Those pulses (I think I get it) will be transmitted via a laser beam (still so cool) to another, light sensitive circuit on the south bank of the Thames, which will translate it back into sound and put it through an amplifier. That amplifier is housed in Richard Wilson’s sculpture Slice of Reality, commissioned in the same year, which is literally a full vertical slice cut out of the centre of the sand dredger Arco Trent. I’m sitting on the top floor of this surreal structure – still very much a grubby boat where you have to step over and around all sorts of mysterious crap to get anywhere, though it is being painted and cleaned up in anticipation of visitors – to talk to Finer about it.
The laser beam, in case you’re wondering, is green – apparently the warm yellow he was envisioning is much more expensive. Who knew?
The distance from north shore to Slice is less than a kilometer, but of course, the speed of light being what it is, the relay is basically instantaneous, so you and someone in the lighthouse hear Longplayer at the same moment. Well, “as good as,” says Finer. “Obviously, nothing is ever instant. You know, as I’m speaking to you, I’m already in your past, and vice versa. But, you know, for the sake of perception…”

_WRITTEN EXERCISE A_:
Please lay out the labeled box rows as a Markdown table with the columns "No." and "Row". Start with the row containing "- text-placeholder: [1365, 831, 2524, 856]", go on through the row containing "- progress-fill: [1391, 583, 2089, 595]", and leave out any blank lines.
The passage about the Longplayer laser relay has no connection to the rows that follow it.

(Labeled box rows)
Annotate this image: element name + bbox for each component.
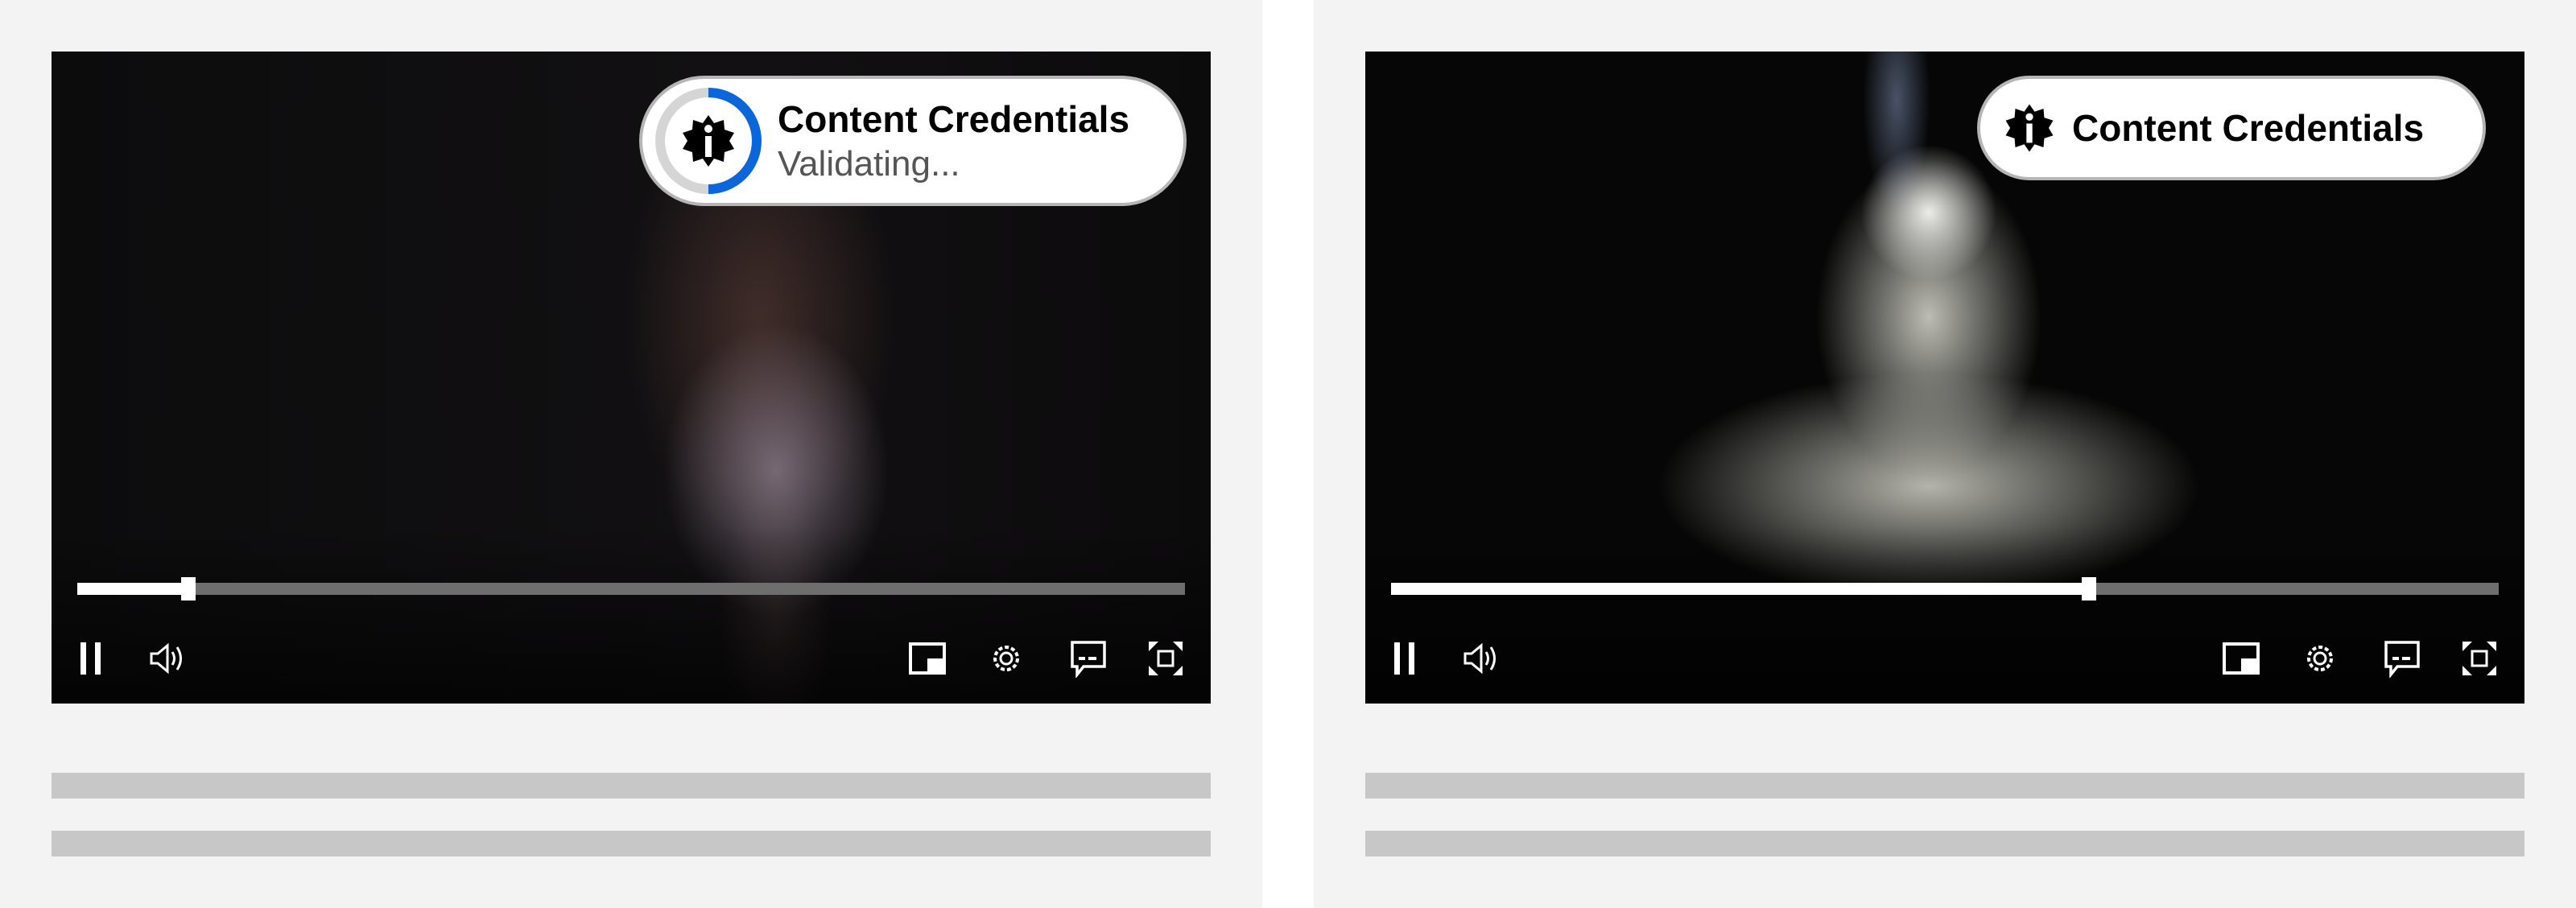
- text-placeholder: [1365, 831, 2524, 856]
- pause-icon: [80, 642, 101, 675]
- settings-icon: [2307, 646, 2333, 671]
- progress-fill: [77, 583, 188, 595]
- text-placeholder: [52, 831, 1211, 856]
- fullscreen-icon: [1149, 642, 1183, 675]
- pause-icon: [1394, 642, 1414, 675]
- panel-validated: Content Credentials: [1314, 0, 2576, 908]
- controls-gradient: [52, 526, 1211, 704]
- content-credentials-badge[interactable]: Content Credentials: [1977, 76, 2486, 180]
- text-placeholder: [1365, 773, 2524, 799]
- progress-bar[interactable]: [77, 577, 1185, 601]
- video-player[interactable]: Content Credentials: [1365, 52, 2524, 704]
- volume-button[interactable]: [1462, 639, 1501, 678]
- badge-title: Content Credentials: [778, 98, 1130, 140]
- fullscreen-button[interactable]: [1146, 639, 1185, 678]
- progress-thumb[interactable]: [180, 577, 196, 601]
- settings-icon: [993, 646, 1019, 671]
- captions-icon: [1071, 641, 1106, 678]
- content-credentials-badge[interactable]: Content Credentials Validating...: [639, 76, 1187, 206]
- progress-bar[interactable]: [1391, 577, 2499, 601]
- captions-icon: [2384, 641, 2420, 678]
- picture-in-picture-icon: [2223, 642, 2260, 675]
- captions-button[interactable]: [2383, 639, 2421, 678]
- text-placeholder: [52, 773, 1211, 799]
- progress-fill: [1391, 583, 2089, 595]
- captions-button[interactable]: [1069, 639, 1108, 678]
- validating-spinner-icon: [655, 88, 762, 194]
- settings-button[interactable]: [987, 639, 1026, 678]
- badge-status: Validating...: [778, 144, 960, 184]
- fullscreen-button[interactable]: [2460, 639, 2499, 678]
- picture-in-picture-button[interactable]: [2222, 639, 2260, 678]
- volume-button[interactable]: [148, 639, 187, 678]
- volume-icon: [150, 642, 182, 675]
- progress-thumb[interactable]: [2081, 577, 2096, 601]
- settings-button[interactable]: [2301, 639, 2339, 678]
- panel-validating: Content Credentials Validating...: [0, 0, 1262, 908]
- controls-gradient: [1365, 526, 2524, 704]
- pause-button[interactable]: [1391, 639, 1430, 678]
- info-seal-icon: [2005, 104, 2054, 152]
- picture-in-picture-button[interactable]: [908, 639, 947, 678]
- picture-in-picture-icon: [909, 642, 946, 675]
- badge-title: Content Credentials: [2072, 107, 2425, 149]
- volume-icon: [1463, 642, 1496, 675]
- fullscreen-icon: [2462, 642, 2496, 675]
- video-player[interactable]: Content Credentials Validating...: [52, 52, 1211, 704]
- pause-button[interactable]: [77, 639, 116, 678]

_WRITTEN EXERCISE B_:
Carry on the passage about the Longplayer laser relay, starting right after its last sentence.

_EXPECTED OUTPUT A_:
| No. | Row |
|---|---|
| 1 | - text-placeholder: [1365, 831, 2524, 856] |
| 2 | - pause-icon: [80, 642, 101, 675] |
| 3 | - settings-icon: [2307, 646, 2333, 671] |
| 4 | - progress-fill: [77, 583, 188, 595] |
| 5 | - text-placeholder: [52, 831, 1211, 856] |
| 6 | - fullscreen-icon: [1149, 642, 1183, 675] |
| 7 | - pause-icon: [1394, 642, 1414, 675] |
| 8 | - panel-validated: Content Credentials: [1314, 0, 2576, 908] |
| 9 | - controls-gradient: [52, 526, 1211, 704] |
| 10 | - content-credentials-badge[interactable]: Content Credentials: [1977, 76, 2486, 180] |
| 11 | - text-placeholder: [1365, 773, 2524, 799] |
| 12 | - progress-bar[interactable]: [77, 577, 1185, 601] |
| 13 | - video-player[interactable]: Content Credentials: [1365, 52, 2524, 704] |
| 14 | - volume-button[interactable]: [1462, 639, 1501, 678] |
| 15 | - badge-title: Content Credentials: [778, 98, 1130, 140] |
| 16 | - fullscreen-button[interactable]: [1146, 639, 1185, 678] |
| 17 | - progress-thumb[interactable]: [180, 577, 196, 601] |
| 18 | - settings-icon: [993, 646, 1019, 671] |
| 19 | - captions-icon: [1071, 641, 1106, 678] |
| 20 | - content-credentials-badge[interactable]: Content Credentials Validating...: [639, 76, 1187, 206] |
| 21 | - progress-bar[interactable]: [1391, 577, 2499, 601] |
| 22 | - captions-icon: [2384, 641, 2420, 678] |
| 23 | - picture-in-picture-icon: [2223, 642, 2260, 675] |
| 24 | - captions-button[interactable]: [2383, 639, 2421, 678] |
| 25 | - text-placeholder: [52, 773, 1211, 799] |
| 26 | - progress-fill: [1391, 583, 2089, 595] |

_EXPECTED OUTPUT B_:
The walls of the room below us have been covered over the past couple of weeks with drawings – reproducing “a sort of mind map of Longplayer that’s been compiled over the years, from the moment I first thought of it to right now,” he explains. He’s always been fascinated by technology – he studied computer sciences at Keele after considering accountancy for about three minutes – but looking back to those days in the mid-Nineties when he first conceived of the idea has been mind-boggling, he says.
“The lengths I was having to go to, to do things you can now do with your phone. And a lot of that has to do with clocks.” Eh? Apparently one of the biggest issues at the time was how to broadcast Longplayer, “how different places could listen to it and it always be totally in sync.” For a long time the idea was that there would be a radio signal, “so it wouldn’t necessarily have a home anywhere, but it would be everywhere. I still love that idea.” Now of course, there’s an app for it – “1,000 years of music in your pocket!” says the blurb.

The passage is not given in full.